EXERCISE REQUIREMENTS ▸ Go through the listing below and state how many of its lines include "Total". Write only that number.

DATA RECORDS ▸
━━━━━━━━━━━━━━━━

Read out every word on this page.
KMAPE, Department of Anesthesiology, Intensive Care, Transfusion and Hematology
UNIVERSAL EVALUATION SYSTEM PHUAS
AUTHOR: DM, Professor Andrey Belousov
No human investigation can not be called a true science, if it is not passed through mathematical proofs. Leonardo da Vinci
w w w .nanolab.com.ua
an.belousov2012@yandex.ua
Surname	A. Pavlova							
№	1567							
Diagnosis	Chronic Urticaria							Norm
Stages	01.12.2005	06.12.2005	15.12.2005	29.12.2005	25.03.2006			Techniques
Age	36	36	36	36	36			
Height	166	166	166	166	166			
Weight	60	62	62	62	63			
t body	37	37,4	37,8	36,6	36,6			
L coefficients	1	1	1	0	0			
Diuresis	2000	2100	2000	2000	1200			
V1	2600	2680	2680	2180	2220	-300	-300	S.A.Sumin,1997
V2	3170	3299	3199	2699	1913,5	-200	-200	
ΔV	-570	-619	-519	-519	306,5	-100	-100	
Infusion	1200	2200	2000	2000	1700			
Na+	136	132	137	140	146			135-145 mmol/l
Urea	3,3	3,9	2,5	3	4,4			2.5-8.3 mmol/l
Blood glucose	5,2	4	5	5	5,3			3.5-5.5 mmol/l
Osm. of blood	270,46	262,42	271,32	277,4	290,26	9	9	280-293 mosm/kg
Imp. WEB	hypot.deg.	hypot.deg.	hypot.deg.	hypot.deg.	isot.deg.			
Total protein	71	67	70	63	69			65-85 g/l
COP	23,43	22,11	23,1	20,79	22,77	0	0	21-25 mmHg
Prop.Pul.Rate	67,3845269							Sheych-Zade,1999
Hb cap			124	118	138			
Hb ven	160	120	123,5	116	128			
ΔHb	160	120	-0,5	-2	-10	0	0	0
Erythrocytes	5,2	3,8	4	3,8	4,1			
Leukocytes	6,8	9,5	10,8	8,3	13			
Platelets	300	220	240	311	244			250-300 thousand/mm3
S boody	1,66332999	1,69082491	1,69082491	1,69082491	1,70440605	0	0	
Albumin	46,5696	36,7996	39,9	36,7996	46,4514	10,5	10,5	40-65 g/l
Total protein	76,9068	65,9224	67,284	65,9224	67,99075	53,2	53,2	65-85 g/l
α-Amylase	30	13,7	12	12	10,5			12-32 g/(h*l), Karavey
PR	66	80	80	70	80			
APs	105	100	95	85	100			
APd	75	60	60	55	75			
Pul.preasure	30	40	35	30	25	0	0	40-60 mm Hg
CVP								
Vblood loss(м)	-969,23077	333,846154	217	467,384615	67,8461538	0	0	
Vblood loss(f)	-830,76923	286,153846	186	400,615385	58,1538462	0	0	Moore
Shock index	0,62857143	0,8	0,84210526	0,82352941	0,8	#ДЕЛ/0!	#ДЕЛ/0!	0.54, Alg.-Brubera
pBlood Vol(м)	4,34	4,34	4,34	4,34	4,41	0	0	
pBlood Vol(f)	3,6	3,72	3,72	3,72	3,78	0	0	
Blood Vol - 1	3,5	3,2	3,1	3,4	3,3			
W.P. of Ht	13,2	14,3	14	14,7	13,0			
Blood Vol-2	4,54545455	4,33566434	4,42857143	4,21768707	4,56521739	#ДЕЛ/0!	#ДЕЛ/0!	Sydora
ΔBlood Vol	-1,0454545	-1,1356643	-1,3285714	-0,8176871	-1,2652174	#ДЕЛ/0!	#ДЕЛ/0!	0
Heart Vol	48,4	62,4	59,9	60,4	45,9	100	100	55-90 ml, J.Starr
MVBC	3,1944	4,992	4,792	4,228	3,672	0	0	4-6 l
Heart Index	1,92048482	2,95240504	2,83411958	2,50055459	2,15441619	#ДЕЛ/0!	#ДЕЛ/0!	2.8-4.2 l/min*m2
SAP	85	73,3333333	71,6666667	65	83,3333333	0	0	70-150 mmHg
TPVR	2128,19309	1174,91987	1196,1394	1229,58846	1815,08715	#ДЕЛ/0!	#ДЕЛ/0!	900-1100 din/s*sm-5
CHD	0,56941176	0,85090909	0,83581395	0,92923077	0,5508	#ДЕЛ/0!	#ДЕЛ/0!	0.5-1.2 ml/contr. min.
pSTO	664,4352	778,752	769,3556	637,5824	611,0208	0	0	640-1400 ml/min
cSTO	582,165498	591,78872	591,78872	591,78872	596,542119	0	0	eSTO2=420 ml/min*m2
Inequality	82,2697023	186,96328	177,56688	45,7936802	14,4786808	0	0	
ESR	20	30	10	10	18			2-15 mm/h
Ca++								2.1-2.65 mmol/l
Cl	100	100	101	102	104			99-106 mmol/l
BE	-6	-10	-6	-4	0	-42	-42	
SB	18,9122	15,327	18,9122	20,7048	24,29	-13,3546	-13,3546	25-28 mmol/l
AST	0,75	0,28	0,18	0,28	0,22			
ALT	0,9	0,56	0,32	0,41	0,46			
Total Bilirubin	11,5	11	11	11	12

━━━━━━━━━━━━━━━━

SOLUTION FOR THIS PROBLEM ▸ 3